[EXERCISE GOAL] State how many lines contain "this", and write nothing except that count.

[EXCERPTED DATA]
● ● ● ●

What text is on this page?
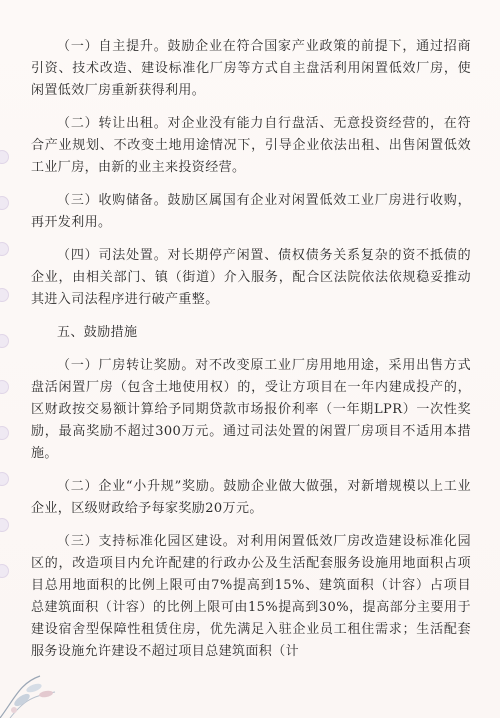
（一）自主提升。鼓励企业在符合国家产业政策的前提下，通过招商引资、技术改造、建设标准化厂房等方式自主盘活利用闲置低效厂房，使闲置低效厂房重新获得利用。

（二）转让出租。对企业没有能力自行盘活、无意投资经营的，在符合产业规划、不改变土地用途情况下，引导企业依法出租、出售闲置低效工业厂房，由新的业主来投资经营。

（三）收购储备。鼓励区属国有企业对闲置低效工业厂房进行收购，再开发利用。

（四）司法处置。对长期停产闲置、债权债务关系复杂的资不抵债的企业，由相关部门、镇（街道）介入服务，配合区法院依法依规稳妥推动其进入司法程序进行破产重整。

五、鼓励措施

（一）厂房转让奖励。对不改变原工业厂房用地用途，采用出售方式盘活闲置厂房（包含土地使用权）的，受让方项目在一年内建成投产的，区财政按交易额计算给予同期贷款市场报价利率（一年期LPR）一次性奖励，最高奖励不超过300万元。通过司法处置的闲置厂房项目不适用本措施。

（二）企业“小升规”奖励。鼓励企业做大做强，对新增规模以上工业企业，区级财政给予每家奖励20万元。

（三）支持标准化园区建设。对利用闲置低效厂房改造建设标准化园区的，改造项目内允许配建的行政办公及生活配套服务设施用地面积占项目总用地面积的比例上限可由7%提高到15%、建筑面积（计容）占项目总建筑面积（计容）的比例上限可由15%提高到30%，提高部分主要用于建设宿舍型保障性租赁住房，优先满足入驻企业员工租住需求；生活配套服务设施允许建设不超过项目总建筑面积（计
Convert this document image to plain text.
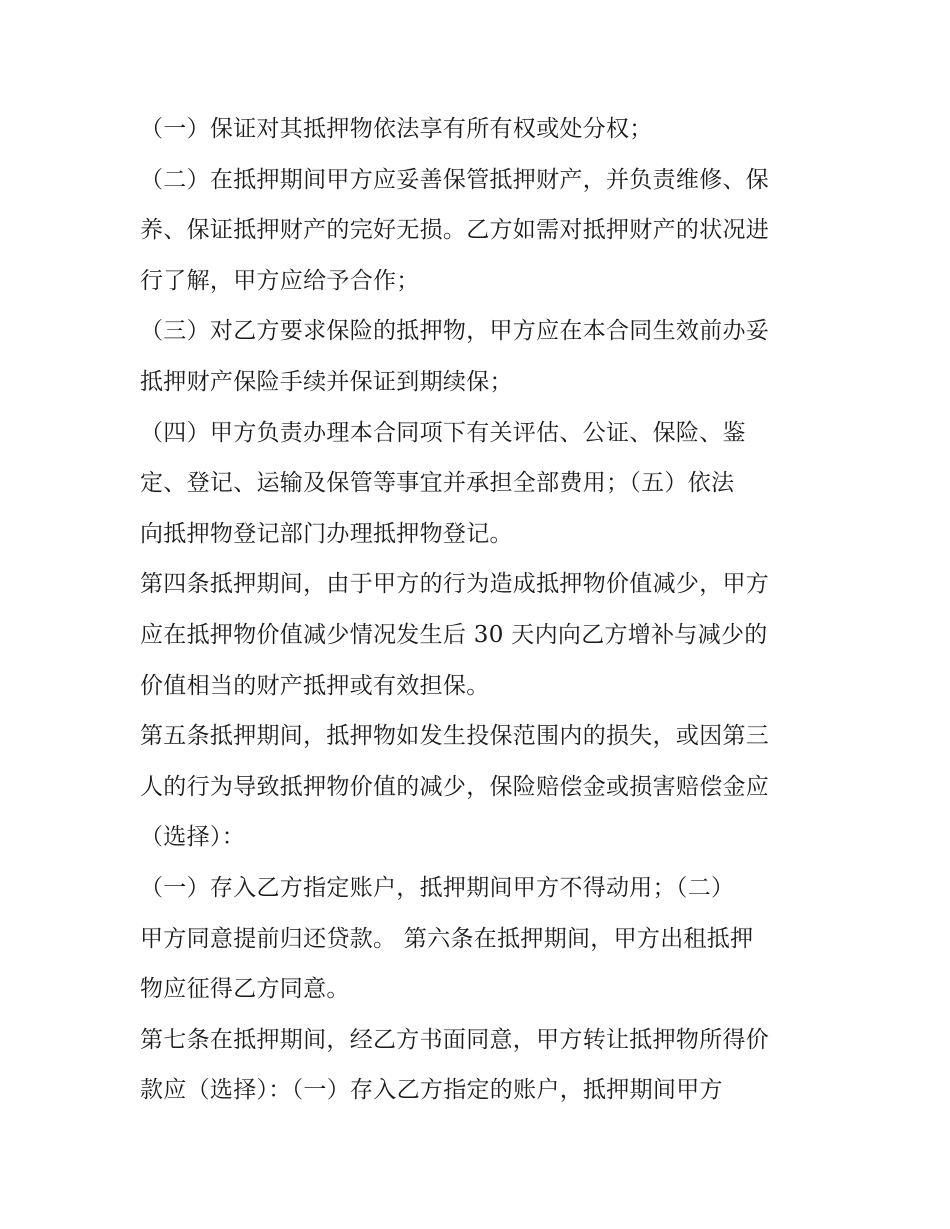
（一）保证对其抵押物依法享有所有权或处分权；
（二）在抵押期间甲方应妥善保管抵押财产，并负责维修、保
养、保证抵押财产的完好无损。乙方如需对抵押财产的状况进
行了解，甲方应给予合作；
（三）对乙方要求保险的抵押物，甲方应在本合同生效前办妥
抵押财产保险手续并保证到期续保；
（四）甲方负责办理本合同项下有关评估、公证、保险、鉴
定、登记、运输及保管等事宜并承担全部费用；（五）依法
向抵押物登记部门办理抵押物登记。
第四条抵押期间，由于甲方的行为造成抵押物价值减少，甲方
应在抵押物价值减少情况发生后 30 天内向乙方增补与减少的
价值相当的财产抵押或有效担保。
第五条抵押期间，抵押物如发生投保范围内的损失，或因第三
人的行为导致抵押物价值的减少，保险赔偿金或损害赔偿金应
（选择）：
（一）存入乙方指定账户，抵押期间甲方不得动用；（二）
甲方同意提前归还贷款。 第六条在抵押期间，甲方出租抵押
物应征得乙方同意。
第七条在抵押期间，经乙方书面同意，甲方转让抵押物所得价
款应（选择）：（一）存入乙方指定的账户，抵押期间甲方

● ● ● ●

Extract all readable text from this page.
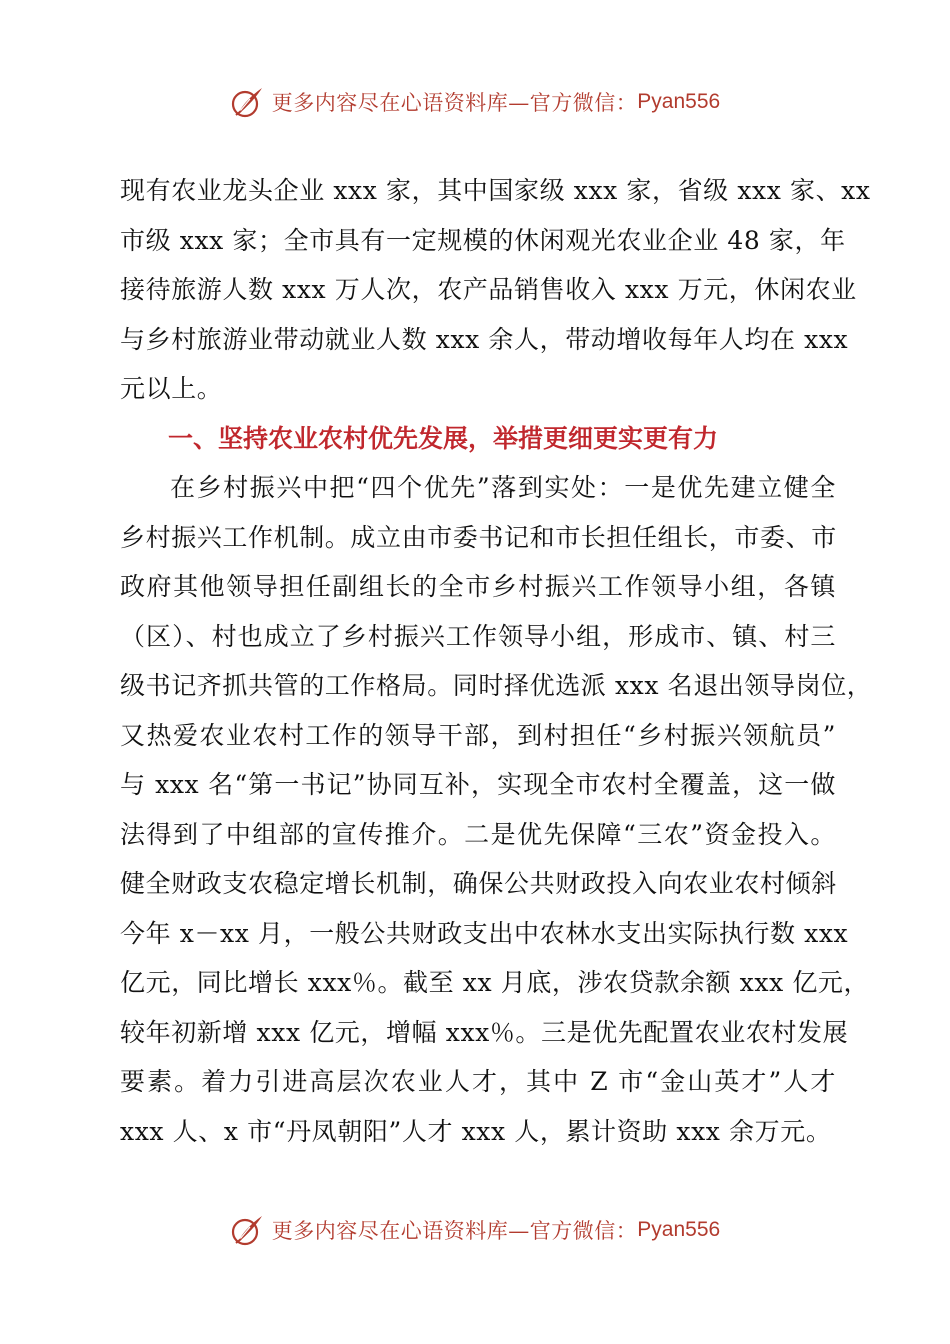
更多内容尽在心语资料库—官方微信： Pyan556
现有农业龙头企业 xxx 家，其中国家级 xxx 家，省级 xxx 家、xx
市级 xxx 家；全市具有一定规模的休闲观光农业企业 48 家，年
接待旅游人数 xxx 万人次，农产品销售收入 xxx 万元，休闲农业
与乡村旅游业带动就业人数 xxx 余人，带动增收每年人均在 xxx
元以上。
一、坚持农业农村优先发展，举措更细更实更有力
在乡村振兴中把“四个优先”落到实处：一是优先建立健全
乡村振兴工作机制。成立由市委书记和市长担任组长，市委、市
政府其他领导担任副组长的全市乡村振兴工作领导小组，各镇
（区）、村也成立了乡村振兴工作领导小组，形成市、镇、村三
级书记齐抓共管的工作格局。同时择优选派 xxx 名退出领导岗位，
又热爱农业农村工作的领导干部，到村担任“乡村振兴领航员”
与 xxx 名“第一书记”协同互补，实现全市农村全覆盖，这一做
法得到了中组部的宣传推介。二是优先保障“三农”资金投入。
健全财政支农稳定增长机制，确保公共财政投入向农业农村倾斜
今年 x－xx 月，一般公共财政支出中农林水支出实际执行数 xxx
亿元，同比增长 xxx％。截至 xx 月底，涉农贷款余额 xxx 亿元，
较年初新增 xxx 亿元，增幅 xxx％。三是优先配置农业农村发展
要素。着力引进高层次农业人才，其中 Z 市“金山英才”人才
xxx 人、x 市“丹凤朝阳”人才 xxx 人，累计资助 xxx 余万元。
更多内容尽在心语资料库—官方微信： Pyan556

● ● ● ●

[COMPLETED EXERCISE] 3